Rows from a dataset
·····

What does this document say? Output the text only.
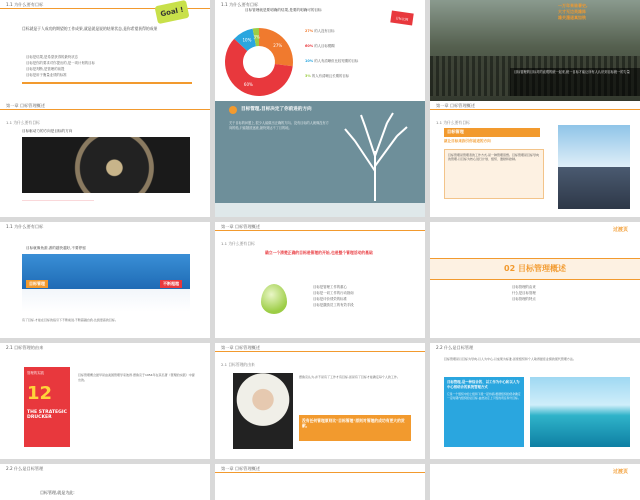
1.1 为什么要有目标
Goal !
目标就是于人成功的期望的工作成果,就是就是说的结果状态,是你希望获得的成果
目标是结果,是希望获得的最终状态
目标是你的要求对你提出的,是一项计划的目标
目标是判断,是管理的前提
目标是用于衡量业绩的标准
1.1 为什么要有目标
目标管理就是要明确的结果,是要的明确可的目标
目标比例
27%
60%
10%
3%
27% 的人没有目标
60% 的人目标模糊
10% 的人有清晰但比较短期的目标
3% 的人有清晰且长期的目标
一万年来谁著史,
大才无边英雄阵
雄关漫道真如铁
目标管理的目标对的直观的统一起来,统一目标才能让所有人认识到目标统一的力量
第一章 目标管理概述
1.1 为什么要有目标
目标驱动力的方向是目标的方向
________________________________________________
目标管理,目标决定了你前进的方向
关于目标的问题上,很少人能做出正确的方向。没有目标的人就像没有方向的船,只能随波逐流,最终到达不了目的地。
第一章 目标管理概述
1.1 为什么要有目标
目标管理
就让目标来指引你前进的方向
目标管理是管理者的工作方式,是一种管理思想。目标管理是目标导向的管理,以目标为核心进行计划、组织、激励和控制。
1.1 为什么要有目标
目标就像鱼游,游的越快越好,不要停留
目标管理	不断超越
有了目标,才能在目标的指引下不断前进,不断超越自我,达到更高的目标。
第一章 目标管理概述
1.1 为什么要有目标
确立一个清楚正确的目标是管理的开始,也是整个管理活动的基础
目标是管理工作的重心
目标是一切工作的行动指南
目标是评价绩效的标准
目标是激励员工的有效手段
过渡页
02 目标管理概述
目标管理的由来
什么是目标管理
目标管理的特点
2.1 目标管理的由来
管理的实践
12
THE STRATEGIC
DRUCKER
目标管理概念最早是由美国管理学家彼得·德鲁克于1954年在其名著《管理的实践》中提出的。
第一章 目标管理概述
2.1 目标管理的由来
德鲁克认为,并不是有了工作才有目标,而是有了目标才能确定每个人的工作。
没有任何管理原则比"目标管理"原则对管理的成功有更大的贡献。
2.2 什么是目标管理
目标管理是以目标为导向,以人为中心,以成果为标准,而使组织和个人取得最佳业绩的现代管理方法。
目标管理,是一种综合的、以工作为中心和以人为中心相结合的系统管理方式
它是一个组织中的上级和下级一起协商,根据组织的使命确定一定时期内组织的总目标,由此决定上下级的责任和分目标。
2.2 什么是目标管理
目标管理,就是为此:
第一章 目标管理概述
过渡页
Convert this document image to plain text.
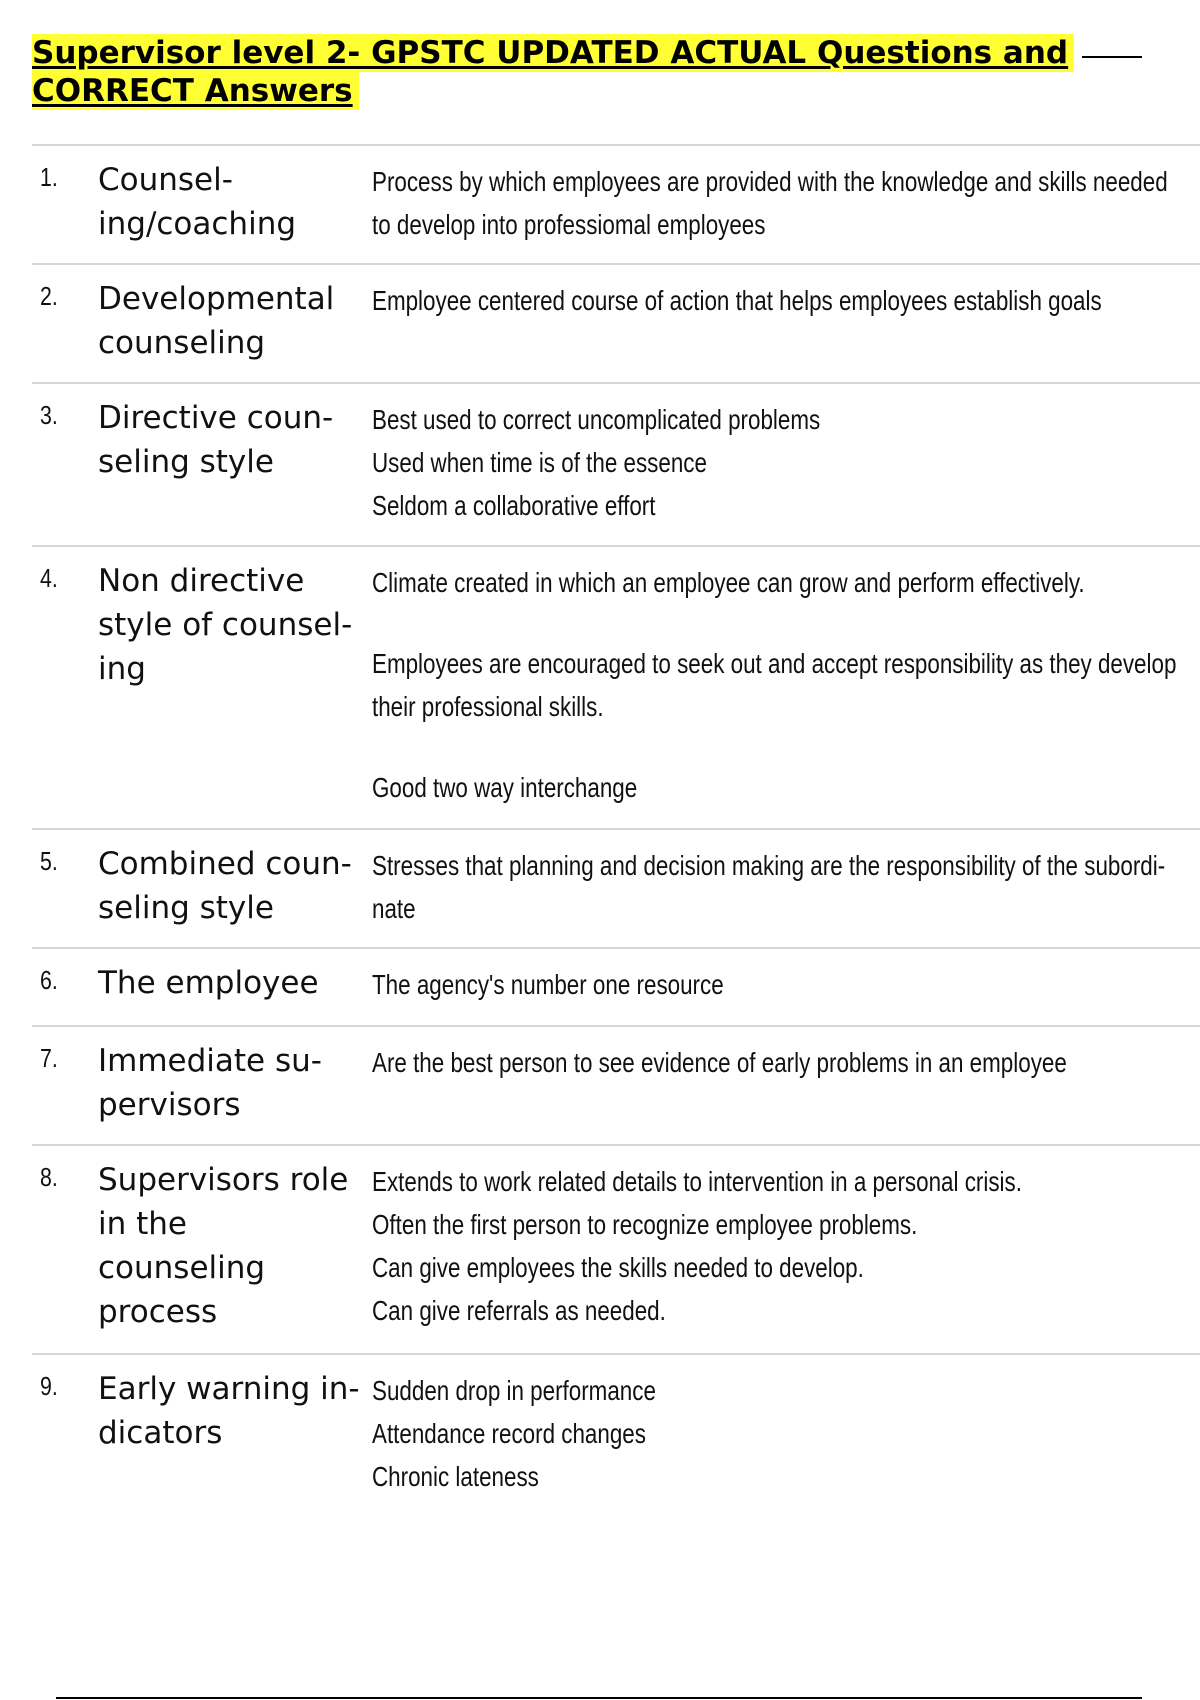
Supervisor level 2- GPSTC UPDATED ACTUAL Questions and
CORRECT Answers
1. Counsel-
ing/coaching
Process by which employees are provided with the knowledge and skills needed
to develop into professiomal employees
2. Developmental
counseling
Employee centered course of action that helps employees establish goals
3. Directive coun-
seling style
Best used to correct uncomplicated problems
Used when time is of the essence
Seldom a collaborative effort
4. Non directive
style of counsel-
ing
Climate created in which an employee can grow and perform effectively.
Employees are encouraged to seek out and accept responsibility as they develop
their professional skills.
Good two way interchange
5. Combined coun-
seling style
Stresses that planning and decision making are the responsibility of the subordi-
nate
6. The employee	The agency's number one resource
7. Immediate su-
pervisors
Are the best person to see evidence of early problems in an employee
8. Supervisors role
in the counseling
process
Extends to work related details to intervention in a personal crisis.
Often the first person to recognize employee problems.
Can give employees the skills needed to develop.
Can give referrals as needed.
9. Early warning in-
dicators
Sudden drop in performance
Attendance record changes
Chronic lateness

·····

WORK TO BE COMPLETED: Every line above that contains the word "problems" should be reported.

SOLUTION BELOW:
Best used to correct uncomplicated problems
Are the best person to see evidence of early problems in an employee
Often the first person to recognize employee problems.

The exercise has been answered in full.